Would you transcribe all of the data exactly, down to the last character?

# Start of SUPPLIED DATA

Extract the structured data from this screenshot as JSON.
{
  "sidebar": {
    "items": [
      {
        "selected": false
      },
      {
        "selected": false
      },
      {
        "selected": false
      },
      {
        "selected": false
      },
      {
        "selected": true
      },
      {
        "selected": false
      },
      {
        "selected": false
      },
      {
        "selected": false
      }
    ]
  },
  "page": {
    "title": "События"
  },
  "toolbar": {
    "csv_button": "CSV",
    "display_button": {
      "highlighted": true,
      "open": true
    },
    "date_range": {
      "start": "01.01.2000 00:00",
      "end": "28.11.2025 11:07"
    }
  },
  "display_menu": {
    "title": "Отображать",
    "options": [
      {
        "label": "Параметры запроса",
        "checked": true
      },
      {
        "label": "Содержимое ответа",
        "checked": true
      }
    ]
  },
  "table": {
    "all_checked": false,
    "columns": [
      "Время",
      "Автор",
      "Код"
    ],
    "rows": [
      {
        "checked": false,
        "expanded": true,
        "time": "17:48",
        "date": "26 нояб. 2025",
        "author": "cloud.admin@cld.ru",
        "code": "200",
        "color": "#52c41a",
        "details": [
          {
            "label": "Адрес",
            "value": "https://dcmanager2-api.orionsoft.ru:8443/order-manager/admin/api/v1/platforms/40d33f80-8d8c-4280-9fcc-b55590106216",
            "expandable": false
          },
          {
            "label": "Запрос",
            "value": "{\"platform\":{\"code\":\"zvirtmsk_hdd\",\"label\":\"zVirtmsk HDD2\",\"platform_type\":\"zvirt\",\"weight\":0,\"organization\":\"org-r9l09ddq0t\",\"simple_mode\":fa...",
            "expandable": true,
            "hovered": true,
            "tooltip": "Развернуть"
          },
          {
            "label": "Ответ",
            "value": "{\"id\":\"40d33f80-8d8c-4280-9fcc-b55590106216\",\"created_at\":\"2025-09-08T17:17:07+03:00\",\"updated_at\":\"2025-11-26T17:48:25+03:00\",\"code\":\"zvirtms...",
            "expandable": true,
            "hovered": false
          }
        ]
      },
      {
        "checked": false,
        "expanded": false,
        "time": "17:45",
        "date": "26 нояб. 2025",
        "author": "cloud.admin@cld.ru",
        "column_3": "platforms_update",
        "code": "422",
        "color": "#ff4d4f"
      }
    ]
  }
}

# End of SUPPLIED DATA

### FINISHED TASK
Extract the structured data from this screenshot as JSON.
{
  "sidebar": {
    "items": [
      {
        "selected": false
      },
      {
        "selected": false
      },
      {
        "selected": false
      },
      {
        "selected": false
      },
      {
        "selected": true
      },
      {
        "selected": false
      },
      {
        "selected": false
      },
      {
        "selected": false
      }
    ]
  },
  "page": {
    "title": "События"
  },
  "toolbar": {
    "csv_button": "CSV",
    "display_button": {
      "highlighted": true,
      "open": true
    },
    "date_range": {
      "start": "01.01.2000 00:00",
      "end": "28.11.2025 11:07"
    }
  },
  "display_menu": {
    "title": "Отображать",
    "options": [
      {
        "label": "Параметры запроса",
        "checked": true
      },
      {
        "label": "Содержимое ответа",
        "checked": true
      }
    ]
  },
  "table": {
    "all_checked": false,
    "columns": [
      "Время",
      "Автор",
      "Код"
    ],
    "rows": [
      {
        "checked": false,
        "expanded": true,
        "time": "17:48",
        "date": "26 нояб. 2025",
        "author": "cloud.admin@cld.ru",
        "code": "200",
        "color": "#52c41a",
        "details": [
          {
            "label": "Адрес",
            "value": "https://dcmanager2-api.orionsoft.ru:8443/order-manager/admin/api/v1/platforms/40d33f80-8d8c-4280-9fcc-b55590106216",
            "expandable": false
          },
          {
            "label": "Запрос",
            "value": "{\"platform\":{\"code\":\"zvirtmsk_hdd\",\"label\":\"zVirtmsk HDD2\",\"platform_type\":\"zvirt\",\"weight\":0,\"organization\":\"org-r9l09ddq0t\",\"simple_mode\":fa...",
            "expandable": true,
            "hovered": true,
            "tooltip": "Развернуть"
          },
          {
            "label": "Ответ",
            "value": "{\"id\":\"40d33f80-8d8c-4280-9fcc-b55590106216\",\"created_at\":\"2025-09-08T17:17:07+03:00\",\"updated_at\":\"2025-11-26T17:48:25+03:00\",\"code\":\"zvirtms...",
            "expandable": true,
            "hovered": false
          }
        ]
      },
      {
        "checked": false,
        "expanded": false,
        "time": "17:45",
        "date": "26 нояб. 2025",
        "author": "cloud.admin@cld.ru",
        "column_3": "platforms_update",
        "code": "422",
        "color": "#ff4d4f"
      }
    ]
  }
}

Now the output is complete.